Dataset extract:
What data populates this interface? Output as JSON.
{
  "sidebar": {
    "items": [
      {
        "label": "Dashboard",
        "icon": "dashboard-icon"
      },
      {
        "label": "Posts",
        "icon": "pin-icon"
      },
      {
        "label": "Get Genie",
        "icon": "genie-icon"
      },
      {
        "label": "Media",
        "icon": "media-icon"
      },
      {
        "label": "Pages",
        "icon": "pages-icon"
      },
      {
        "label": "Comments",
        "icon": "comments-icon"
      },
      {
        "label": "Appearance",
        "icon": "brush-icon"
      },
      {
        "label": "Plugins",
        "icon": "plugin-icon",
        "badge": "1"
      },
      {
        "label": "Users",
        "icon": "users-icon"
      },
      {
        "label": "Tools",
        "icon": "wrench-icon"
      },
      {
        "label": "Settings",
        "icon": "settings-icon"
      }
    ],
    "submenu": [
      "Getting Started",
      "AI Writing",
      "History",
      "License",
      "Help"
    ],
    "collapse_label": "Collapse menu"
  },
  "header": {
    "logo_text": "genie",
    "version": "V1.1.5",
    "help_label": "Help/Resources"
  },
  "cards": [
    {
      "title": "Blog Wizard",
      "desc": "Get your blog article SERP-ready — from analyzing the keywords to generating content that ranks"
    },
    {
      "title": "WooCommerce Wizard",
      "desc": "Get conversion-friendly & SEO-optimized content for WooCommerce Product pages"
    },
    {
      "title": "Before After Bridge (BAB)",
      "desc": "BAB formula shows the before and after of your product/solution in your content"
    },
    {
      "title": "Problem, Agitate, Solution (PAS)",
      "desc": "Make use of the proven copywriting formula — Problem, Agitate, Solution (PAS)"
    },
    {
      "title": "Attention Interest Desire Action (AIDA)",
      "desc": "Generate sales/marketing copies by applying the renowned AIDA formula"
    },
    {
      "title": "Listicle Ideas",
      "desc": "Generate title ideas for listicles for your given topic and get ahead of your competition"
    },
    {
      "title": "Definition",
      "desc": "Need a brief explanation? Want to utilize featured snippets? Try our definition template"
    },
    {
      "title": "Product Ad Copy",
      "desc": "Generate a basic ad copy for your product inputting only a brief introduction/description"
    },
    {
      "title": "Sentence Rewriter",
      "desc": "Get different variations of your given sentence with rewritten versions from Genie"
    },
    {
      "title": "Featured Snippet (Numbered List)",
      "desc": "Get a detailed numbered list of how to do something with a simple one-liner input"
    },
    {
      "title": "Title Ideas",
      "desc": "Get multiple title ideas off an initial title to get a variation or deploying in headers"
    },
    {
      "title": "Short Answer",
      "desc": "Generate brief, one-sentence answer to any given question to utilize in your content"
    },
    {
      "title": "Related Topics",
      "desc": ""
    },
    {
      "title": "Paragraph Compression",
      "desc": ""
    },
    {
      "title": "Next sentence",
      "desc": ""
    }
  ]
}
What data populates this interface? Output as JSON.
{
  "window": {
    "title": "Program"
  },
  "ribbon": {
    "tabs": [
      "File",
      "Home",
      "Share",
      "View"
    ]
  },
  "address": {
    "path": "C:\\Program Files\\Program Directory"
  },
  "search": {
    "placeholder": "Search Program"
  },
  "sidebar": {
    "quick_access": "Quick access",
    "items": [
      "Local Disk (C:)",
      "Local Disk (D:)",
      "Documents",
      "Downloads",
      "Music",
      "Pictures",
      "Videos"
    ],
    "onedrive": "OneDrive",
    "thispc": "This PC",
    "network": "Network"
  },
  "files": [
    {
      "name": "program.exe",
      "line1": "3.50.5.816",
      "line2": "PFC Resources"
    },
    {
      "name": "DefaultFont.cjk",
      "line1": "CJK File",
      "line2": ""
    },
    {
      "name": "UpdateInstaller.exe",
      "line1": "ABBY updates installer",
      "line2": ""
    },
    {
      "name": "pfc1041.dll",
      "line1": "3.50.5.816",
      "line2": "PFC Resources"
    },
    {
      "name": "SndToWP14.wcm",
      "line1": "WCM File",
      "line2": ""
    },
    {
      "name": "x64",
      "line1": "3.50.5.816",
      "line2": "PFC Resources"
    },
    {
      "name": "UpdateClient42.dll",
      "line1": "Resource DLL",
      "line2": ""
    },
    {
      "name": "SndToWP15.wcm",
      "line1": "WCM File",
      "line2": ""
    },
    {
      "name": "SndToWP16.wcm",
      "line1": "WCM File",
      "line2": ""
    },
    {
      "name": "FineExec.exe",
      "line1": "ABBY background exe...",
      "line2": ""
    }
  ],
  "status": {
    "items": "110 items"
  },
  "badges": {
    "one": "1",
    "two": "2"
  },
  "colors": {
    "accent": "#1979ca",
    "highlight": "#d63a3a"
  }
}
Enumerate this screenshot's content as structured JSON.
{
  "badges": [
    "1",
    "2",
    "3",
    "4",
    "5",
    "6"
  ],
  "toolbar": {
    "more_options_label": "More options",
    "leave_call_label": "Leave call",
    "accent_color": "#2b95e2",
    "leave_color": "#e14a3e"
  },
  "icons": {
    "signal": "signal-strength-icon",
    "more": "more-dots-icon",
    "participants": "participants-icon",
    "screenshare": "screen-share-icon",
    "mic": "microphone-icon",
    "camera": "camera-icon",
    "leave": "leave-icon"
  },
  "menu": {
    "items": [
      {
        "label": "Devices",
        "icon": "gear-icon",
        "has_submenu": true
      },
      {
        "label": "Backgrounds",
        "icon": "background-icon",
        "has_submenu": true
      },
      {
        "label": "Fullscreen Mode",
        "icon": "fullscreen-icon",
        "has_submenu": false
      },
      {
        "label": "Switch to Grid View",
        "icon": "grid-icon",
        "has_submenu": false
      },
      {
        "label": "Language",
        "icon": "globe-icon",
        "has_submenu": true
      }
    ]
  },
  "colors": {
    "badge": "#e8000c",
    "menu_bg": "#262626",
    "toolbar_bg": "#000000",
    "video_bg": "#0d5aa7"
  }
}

Goal:
Take every line from the records above that has the word "with" and copy it.

Finished answer:
      "desc": "Get different variations of your given sentence with rewritten versions from Genie"
      "desc": "Get a detailed numbered list of how to do something with a simple one-liner input"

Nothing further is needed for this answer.